→ Input for this task

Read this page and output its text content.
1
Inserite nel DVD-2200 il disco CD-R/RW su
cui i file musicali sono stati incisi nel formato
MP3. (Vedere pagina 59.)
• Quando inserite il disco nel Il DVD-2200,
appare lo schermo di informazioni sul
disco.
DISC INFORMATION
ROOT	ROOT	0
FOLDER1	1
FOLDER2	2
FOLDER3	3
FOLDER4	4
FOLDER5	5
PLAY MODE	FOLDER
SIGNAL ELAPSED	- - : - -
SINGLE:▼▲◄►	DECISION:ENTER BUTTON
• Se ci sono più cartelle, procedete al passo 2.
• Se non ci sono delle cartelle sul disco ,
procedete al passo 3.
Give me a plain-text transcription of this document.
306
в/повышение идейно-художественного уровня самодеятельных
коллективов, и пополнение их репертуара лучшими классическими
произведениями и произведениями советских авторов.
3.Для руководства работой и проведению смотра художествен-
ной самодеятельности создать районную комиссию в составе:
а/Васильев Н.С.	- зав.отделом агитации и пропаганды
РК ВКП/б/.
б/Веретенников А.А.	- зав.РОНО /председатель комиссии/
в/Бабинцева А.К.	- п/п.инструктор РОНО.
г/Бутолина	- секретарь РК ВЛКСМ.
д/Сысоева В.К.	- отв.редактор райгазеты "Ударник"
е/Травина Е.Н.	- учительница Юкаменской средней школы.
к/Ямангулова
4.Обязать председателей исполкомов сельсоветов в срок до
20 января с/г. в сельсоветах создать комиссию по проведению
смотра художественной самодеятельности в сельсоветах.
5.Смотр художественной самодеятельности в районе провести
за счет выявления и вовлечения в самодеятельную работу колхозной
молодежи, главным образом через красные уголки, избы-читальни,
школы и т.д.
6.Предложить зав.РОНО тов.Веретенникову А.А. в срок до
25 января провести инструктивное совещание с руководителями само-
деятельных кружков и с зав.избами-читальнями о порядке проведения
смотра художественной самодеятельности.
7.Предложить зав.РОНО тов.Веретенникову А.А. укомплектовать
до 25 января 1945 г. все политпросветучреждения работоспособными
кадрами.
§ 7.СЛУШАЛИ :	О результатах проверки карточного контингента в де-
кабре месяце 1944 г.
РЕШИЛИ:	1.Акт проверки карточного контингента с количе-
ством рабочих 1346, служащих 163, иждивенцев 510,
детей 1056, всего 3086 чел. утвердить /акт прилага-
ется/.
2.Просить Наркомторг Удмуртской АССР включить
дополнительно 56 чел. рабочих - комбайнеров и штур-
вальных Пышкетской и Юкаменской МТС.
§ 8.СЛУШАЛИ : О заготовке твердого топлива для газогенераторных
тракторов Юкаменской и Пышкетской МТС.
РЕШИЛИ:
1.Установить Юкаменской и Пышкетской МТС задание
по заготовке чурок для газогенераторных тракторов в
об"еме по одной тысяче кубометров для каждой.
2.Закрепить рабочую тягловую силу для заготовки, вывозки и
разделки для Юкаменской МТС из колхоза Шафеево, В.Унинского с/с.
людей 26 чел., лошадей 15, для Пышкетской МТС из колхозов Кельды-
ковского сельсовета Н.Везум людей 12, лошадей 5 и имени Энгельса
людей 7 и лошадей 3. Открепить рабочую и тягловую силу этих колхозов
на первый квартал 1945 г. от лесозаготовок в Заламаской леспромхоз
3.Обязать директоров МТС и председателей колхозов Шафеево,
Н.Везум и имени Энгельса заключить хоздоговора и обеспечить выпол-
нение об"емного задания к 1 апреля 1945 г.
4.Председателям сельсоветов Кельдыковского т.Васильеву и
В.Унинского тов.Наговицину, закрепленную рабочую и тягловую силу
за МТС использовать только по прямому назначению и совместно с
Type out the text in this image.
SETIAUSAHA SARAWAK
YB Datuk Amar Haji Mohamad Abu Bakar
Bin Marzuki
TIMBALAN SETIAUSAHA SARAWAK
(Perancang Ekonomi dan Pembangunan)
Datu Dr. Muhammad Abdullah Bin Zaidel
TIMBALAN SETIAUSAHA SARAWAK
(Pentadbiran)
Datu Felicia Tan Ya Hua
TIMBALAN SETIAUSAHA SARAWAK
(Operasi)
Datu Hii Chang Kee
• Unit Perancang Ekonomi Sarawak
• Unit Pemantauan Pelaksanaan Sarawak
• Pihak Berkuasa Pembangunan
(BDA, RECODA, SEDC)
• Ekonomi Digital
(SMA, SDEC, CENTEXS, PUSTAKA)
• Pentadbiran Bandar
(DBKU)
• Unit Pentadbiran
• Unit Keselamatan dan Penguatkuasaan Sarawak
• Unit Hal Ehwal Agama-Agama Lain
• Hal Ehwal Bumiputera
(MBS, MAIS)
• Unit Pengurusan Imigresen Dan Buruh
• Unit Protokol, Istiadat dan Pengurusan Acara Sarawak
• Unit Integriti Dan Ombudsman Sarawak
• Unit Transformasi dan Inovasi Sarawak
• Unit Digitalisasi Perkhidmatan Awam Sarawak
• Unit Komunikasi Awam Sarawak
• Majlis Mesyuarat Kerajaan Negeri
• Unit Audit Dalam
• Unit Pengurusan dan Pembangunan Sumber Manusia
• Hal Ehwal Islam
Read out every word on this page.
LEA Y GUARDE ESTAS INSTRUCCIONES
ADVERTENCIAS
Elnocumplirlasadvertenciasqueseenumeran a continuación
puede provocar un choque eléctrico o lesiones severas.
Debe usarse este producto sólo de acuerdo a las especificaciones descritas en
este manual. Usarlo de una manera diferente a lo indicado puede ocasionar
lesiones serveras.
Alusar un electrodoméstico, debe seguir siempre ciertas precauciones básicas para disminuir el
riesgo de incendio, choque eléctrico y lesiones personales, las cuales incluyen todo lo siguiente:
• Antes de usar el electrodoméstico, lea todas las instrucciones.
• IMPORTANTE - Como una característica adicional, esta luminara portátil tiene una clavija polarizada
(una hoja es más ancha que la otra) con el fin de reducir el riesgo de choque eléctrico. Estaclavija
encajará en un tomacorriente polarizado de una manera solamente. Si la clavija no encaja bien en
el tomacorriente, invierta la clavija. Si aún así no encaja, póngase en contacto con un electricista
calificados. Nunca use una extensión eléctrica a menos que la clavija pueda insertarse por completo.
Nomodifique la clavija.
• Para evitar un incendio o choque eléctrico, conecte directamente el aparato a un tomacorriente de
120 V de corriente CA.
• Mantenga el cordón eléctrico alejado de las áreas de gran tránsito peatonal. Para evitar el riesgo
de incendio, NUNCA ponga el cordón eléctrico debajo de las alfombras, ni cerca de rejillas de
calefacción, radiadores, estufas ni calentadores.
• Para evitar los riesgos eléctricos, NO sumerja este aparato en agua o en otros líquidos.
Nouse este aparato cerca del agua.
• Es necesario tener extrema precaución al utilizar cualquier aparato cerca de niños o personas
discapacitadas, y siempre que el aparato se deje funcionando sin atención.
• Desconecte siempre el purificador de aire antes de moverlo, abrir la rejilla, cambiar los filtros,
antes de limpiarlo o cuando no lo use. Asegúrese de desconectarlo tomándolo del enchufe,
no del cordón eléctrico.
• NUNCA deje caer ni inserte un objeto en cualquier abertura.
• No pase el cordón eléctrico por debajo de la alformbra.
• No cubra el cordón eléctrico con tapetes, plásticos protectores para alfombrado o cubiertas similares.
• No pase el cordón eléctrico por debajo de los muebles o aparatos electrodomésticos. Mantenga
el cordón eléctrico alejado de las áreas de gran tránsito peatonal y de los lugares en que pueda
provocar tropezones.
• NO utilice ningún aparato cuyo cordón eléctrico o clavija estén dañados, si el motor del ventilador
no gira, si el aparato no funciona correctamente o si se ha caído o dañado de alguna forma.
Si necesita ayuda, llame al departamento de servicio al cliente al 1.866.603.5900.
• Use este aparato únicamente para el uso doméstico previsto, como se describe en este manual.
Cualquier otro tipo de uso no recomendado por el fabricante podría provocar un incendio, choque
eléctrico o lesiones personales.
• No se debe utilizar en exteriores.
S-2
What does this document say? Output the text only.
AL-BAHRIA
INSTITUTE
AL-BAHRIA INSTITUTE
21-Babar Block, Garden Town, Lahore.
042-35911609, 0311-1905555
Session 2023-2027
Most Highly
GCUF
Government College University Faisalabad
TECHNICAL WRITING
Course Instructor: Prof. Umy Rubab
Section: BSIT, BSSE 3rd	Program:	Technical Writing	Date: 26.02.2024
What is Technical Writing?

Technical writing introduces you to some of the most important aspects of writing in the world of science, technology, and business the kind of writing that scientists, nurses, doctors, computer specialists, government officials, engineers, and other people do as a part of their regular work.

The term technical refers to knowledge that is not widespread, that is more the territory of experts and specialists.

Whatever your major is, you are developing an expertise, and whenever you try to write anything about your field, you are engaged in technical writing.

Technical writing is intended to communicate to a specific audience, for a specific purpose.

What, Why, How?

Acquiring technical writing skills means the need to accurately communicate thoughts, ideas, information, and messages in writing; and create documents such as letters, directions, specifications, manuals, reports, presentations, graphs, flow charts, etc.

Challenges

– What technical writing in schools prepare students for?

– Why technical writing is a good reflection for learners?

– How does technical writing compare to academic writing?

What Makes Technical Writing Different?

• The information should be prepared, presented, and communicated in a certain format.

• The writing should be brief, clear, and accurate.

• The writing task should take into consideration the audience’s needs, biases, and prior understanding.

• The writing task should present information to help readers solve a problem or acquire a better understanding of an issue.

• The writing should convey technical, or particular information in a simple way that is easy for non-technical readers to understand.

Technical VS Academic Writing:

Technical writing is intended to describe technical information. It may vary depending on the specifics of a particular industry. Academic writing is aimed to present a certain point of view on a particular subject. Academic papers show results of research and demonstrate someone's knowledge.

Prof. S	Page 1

→ Stated goal
Of all the lines above, how many contain the word "Mantenga"? Give the number and nothing else.

→ The answer
2